PROBLEM STATEMENT:
Below are records. Copy every line with "لابن" in it.

** Begin **

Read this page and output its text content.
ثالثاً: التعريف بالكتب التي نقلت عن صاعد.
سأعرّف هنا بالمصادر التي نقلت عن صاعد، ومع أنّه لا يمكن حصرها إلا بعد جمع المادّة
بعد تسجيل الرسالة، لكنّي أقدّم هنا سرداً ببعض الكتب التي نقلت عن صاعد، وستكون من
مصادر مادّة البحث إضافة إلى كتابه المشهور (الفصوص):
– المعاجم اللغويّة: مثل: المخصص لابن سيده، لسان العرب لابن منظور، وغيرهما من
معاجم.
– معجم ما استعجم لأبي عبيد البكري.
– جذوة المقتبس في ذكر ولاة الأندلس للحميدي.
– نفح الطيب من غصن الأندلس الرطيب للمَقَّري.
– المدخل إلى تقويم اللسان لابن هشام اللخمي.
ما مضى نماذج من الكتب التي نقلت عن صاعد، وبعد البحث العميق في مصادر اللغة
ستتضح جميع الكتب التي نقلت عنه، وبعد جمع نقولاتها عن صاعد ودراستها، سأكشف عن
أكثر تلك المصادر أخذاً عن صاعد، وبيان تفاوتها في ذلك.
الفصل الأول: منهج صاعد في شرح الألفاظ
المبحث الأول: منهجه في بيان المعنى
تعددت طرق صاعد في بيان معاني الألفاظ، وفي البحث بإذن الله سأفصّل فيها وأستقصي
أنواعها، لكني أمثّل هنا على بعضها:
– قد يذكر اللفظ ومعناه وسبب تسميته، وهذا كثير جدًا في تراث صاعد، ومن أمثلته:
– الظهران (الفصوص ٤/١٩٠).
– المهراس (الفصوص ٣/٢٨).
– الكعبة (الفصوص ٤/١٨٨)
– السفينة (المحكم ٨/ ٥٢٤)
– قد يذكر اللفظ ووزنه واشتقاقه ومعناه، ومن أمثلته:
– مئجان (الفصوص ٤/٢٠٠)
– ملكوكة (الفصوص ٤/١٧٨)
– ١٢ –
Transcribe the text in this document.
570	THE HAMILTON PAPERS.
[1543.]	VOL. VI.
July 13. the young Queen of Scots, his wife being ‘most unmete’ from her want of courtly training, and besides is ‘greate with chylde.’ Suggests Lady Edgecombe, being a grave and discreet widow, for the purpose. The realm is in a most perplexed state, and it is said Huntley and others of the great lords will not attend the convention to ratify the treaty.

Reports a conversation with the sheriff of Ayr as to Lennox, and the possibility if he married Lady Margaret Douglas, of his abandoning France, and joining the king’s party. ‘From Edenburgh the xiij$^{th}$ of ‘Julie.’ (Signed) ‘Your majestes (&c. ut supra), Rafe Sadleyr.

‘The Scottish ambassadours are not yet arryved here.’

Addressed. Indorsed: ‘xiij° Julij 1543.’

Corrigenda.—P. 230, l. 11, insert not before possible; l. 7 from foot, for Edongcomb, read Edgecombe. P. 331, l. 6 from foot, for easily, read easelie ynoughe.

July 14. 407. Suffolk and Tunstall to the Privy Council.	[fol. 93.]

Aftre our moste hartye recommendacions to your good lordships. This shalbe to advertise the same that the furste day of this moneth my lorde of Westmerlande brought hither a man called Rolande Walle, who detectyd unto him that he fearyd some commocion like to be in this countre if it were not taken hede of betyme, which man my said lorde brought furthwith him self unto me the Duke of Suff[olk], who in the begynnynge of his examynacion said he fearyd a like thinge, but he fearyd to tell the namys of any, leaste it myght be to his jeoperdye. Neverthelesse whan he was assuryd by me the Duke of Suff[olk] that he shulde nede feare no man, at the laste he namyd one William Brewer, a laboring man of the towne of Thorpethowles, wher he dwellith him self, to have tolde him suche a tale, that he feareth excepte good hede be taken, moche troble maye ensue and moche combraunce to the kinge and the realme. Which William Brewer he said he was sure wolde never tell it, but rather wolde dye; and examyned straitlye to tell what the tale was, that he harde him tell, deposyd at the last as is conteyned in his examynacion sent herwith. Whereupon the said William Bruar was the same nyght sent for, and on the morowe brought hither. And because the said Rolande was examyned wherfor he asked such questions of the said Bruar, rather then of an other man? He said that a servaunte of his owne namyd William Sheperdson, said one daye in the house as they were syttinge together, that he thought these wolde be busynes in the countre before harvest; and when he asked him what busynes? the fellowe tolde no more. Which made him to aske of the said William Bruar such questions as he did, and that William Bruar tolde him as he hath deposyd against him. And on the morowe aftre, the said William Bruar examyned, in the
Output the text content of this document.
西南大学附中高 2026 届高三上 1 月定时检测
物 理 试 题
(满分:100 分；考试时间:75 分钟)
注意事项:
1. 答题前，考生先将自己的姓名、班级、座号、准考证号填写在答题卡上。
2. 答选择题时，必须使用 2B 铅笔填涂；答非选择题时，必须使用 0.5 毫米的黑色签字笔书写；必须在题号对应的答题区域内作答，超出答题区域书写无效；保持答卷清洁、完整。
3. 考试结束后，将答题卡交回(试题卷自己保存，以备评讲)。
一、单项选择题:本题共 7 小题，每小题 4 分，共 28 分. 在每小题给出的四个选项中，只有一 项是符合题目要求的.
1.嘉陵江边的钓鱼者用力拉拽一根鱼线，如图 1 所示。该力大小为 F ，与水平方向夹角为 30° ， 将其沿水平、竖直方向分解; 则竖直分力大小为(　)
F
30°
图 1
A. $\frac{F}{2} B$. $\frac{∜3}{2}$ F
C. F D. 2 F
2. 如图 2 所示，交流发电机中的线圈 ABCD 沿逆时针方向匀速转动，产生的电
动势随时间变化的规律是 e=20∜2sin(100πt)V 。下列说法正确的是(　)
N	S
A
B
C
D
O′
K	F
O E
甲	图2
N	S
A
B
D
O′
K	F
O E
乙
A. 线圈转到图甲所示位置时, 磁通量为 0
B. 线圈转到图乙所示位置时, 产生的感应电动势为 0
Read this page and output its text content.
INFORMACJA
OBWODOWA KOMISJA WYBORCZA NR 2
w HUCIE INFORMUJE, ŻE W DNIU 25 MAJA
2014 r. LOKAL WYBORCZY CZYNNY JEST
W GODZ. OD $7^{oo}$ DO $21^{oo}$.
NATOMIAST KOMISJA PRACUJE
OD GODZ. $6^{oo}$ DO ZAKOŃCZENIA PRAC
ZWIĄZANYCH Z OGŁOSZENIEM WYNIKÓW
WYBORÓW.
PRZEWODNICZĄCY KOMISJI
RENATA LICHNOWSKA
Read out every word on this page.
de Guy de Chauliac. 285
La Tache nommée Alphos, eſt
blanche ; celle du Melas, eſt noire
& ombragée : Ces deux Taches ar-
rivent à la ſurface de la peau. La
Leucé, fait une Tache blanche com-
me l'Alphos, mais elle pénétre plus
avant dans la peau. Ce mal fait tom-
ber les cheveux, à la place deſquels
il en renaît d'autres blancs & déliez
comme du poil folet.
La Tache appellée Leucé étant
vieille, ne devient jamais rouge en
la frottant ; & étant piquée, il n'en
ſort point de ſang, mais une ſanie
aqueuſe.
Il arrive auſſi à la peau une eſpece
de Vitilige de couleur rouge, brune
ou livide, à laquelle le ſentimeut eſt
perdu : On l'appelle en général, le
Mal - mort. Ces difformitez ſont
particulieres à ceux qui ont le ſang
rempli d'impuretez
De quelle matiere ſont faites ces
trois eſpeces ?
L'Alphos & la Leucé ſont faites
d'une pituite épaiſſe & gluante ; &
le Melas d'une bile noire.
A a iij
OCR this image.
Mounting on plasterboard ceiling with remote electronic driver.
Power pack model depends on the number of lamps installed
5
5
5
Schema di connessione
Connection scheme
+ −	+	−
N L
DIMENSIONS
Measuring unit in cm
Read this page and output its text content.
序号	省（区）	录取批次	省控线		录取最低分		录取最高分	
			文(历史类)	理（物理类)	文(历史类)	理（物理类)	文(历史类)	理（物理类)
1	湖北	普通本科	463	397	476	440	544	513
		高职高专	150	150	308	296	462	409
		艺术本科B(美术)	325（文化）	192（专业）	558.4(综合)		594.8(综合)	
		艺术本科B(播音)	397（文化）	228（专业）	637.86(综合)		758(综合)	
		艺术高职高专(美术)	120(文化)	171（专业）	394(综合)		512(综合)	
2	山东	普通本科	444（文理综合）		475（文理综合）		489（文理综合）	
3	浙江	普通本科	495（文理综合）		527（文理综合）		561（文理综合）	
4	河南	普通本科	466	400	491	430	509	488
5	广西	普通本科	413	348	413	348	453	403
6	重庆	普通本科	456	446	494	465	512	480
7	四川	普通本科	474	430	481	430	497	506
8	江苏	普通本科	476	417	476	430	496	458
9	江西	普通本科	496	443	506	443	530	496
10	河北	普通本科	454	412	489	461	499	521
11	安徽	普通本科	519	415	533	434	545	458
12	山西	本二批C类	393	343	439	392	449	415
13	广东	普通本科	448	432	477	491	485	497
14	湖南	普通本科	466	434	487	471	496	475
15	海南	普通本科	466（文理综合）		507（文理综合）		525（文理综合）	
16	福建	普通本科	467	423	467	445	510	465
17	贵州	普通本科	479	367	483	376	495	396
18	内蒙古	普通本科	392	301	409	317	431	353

** End **

PROBLEM SOLUTION:
– المعاجم اللغويّة: مثل: المخصص لابن سيده، لسان العرب لابن منظور، وغيرهما من
– المدخل إلى تقويم اللسان لابن هشام اللخمي.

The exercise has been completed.